» Source passage
-=-=-=-=-

Connecting inflammation, blood vessels and bone in spondyloarthritis

Spondyloarthritis is one of the most frequent forms of chronic inflammatory arthritis, which affects both axial and peripheral joints. Spondyloarthritis is characterized by inflammation, new bone formation and bone destruction. In this disease, the immune system is derailed causing inflammation and previous studies pointed towards an autoinflammatory origin. Symptoms usually appear at a young adult age and chronic tissue inflammation can cause structural damage. Despite the development of novel targeted therapies, treatment-response is still suboptimal in many patients. To improve this, new insights into the multiple disease processes underlying spondyloarthritis pathology are required. Limiting factors in studying spondyloarthritis pathology are that the processes of tissue inflammation and bone formation progress relatively slow and that acquiring of tissue samples is burdensome for patients. In this thesis, the aim was to further unravel the pathological processes associated with bone formation, focusing on the contribution of blood vessels and inflammation. Via a translational approach, using target tissues before and after specific treatments in patients, as well as an experimental spondyloarthritis model, knowledge on the interplay between inflammation, angiogenesis and new bone formation was gained. transmembrane TNF (tmTNF) was identified as a crucial regulator for spondyloarthritis. When further examining bones of the tmTNF mouse model, we demonstrated that tmTNF overexpression leads to ectopic lymphoid structures in bone marrow and specialized blood vessels associated with (pathological) bone formation. Together these findings shed light on the underlying mechanisms of spondyloarthritis pathology and provide a rationale for anti-angiogenic treatment strategies in preventing structural bone damage in spondyloarthritis.

-=-=-=-=-

» Exercise
According to the spondyloarthritis summary, what did the thesis identify as a crucial regulator of the disease?

-=-=-=-=-

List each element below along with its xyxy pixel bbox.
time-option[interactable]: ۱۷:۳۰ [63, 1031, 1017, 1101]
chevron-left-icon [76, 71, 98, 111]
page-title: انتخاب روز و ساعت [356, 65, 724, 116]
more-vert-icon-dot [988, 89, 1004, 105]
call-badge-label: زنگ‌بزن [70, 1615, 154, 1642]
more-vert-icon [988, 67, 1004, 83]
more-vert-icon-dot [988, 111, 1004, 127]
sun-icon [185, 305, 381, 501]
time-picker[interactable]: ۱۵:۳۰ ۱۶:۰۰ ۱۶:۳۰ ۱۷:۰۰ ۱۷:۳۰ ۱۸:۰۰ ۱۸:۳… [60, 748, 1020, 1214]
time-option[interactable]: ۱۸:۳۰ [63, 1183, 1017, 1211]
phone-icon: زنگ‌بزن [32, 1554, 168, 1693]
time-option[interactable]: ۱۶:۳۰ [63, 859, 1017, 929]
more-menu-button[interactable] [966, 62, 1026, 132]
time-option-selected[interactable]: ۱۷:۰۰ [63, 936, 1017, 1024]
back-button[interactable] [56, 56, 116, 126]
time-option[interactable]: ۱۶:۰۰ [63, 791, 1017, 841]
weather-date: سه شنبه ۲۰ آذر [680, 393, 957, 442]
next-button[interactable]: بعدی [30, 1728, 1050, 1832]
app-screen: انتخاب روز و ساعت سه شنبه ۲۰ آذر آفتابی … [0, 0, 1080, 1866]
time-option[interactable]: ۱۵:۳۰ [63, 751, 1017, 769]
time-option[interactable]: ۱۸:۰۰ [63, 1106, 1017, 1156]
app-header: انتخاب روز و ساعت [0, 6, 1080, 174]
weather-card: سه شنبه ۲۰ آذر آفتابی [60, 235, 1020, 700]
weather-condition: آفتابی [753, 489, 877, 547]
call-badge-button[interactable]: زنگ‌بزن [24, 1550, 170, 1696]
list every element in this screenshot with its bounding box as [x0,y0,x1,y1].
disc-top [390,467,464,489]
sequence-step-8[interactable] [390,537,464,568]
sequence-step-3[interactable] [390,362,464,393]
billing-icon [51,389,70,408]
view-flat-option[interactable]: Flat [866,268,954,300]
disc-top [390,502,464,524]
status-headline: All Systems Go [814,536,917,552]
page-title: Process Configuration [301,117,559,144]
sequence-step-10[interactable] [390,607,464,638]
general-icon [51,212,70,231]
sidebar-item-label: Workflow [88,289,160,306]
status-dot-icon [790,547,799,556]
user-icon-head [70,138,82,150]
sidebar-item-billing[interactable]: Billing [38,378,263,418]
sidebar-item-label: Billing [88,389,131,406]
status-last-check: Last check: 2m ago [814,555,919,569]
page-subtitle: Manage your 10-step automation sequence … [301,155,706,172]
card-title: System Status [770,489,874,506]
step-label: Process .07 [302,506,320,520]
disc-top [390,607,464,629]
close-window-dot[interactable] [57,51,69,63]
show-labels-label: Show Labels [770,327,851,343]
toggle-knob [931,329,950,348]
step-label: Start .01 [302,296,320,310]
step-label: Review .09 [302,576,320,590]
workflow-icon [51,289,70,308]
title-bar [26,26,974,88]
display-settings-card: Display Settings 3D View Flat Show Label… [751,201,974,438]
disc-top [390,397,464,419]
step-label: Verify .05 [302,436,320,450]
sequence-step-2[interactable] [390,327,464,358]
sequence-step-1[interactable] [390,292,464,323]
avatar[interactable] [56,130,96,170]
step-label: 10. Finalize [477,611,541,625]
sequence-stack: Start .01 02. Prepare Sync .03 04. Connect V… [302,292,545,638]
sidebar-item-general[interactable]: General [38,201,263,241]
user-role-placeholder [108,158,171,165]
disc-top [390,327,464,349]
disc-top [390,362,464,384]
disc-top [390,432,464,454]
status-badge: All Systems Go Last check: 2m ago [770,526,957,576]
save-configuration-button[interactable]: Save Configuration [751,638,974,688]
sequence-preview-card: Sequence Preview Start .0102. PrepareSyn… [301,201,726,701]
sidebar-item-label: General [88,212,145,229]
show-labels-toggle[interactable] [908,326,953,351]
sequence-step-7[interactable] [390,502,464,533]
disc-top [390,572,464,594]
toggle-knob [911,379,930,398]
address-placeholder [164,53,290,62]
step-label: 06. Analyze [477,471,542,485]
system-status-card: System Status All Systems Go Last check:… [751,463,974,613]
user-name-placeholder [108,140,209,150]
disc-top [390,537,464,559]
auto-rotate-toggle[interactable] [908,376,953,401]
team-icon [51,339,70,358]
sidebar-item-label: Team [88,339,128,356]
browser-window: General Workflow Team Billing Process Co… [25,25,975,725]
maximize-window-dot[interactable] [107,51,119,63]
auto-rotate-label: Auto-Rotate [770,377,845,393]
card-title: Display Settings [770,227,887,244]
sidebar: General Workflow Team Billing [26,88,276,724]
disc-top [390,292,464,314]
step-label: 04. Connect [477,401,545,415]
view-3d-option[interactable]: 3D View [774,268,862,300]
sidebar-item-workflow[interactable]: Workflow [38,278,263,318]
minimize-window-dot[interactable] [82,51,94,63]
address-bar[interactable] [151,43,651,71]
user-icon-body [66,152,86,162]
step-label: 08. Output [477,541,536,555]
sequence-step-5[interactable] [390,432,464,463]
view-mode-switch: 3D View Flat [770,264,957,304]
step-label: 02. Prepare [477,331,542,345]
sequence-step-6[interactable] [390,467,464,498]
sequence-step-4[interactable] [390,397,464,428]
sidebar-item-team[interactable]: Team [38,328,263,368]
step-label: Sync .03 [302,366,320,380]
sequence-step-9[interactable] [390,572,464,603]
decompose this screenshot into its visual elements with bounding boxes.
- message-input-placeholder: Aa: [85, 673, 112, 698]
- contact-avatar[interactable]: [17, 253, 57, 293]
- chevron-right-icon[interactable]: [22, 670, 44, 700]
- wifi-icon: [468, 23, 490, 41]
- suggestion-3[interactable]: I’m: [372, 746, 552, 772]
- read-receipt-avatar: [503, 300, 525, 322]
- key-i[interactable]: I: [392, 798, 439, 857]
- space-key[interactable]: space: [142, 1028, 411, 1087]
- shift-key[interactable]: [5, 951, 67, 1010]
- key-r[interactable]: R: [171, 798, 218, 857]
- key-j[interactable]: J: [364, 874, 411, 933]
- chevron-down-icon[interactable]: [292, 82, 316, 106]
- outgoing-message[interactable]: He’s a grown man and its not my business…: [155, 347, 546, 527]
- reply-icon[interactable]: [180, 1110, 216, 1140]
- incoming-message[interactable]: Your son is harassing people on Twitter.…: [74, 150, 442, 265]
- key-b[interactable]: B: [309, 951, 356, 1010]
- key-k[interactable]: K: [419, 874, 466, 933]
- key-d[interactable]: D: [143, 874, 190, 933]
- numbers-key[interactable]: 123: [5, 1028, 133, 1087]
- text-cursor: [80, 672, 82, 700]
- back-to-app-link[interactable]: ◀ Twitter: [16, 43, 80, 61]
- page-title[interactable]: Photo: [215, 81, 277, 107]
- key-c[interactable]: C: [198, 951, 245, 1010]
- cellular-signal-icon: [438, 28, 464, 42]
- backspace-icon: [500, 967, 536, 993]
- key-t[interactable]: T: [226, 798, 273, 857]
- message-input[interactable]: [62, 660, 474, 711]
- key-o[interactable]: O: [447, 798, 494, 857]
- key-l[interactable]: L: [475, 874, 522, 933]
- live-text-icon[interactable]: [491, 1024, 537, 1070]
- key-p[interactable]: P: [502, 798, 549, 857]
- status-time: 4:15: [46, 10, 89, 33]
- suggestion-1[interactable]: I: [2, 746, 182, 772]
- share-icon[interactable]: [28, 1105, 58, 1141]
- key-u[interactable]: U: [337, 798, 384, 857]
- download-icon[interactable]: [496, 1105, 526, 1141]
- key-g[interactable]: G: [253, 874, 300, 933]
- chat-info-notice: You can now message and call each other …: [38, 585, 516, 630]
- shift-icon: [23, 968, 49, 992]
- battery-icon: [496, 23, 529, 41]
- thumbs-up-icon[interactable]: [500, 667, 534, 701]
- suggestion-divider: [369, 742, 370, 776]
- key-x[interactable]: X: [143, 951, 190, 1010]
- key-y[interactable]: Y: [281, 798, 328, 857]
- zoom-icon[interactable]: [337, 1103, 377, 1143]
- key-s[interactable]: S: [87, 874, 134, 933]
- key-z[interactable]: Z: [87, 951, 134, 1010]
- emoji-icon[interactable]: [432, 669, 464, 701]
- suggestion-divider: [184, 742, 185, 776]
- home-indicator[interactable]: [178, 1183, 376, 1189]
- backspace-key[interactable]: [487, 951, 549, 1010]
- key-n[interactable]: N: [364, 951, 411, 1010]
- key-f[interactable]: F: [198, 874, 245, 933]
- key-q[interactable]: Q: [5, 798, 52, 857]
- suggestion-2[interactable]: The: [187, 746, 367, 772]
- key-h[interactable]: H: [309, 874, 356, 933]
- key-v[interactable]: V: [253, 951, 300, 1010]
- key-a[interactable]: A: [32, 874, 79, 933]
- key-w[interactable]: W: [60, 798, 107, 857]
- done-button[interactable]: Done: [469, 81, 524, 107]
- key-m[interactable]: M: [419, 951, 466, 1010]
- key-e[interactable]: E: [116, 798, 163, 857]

-=-=-=-=-

» Answer area
Transmembrane TNF (tmTNF).